(Structured figure records)
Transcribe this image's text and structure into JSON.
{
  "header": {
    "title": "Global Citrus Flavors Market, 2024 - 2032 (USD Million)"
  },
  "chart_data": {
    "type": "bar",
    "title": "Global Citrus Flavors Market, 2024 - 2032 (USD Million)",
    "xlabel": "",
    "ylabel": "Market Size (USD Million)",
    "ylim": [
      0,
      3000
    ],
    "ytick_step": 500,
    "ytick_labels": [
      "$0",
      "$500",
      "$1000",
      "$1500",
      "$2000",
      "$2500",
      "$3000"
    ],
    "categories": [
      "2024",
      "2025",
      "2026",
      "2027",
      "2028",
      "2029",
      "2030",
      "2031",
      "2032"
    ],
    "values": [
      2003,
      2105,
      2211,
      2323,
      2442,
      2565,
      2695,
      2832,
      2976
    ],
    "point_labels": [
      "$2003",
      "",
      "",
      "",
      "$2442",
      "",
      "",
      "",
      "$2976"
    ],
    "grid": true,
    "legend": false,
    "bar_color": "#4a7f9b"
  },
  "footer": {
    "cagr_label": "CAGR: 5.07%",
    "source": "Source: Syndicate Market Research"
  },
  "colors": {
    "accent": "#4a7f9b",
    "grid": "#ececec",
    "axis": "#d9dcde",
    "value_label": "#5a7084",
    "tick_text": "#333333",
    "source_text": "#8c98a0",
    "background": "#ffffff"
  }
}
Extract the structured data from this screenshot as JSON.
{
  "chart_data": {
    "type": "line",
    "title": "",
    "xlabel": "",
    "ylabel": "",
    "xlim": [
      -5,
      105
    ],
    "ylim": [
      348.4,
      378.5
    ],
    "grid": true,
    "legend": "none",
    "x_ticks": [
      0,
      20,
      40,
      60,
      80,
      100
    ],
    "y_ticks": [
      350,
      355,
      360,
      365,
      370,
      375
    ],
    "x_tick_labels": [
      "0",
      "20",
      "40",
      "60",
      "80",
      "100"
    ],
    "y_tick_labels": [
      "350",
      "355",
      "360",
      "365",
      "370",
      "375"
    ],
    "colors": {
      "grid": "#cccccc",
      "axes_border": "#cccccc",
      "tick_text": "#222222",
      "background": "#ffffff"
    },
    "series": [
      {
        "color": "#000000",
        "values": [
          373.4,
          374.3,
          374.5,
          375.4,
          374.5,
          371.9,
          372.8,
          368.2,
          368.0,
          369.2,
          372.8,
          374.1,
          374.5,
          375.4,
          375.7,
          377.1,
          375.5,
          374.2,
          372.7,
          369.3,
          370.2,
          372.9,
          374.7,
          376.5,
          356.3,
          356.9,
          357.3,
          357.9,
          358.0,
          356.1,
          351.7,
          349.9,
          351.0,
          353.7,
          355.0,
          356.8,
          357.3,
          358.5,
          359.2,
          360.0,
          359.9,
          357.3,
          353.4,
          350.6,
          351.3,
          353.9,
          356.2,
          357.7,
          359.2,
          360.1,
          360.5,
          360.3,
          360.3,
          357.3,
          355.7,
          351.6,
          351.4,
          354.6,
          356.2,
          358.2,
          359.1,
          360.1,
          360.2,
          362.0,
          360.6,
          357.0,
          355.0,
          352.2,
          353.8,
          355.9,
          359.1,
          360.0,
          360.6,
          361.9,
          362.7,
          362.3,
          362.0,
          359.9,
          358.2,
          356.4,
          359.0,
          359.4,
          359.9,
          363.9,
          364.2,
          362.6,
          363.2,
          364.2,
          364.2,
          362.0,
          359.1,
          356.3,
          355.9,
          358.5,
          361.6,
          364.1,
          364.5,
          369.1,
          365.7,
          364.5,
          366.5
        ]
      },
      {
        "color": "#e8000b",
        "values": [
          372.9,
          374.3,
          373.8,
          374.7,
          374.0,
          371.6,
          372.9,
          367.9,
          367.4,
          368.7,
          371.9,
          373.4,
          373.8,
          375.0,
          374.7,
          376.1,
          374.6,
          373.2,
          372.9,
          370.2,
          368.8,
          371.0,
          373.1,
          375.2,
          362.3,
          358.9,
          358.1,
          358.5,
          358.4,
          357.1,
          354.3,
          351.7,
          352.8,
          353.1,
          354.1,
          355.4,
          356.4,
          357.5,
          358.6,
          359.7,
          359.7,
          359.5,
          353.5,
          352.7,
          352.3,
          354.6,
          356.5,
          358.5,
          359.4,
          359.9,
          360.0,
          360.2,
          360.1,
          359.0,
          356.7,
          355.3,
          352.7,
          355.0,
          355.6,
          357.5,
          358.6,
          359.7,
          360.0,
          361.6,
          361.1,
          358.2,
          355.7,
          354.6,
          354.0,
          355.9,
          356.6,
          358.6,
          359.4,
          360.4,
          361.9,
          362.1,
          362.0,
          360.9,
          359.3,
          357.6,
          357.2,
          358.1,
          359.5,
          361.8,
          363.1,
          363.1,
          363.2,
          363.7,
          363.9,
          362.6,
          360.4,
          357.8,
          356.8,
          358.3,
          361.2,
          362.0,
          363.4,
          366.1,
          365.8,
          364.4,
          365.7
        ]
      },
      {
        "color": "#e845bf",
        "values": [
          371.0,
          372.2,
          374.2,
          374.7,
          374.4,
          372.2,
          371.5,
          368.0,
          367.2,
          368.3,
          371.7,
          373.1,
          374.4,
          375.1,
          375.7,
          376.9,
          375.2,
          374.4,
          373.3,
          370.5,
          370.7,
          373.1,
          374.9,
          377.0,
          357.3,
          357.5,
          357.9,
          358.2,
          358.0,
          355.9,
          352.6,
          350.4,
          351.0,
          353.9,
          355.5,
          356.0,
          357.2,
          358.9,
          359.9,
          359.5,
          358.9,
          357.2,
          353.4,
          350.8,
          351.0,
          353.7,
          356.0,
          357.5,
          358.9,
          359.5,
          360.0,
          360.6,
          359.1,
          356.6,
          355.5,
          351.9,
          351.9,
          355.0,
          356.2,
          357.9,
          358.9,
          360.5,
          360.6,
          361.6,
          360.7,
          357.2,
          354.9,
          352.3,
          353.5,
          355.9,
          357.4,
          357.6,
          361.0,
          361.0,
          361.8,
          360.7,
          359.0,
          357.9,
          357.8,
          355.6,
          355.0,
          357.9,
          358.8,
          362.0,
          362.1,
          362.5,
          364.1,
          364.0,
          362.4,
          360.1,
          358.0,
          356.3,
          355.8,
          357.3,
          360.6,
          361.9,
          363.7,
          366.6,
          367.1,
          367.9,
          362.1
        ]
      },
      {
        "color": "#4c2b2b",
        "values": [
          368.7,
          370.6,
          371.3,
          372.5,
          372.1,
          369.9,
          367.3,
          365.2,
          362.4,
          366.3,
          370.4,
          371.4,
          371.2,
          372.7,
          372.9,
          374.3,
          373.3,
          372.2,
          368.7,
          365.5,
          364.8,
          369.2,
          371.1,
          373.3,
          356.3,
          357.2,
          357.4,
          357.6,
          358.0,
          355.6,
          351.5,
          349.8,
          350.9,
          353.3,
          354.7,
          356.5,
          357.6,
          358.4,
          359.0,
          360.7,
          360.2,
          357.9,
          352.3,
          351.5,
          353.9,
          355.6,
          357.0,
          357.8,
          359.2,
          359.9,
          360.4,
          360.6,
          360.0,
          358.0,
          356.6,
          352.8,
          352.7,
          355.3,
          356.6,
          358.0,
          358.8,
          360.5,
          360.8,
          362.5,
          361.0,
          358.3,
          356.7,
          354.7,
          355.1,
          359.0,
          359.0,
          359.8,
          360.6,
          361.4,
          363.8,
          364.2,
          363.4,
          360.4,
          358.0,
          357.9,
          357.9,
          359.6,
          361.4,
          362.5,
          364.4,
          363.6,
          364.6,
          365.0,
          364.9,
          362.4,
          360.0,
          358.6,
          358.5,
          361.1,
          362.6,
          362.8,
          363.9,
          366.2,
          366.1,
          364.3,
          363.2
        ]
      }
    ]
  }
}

▶ _Direction_
Counting only lines of the data above that hold "Citrus", report the total and nothing else.

▶ _Result of this exercise_
2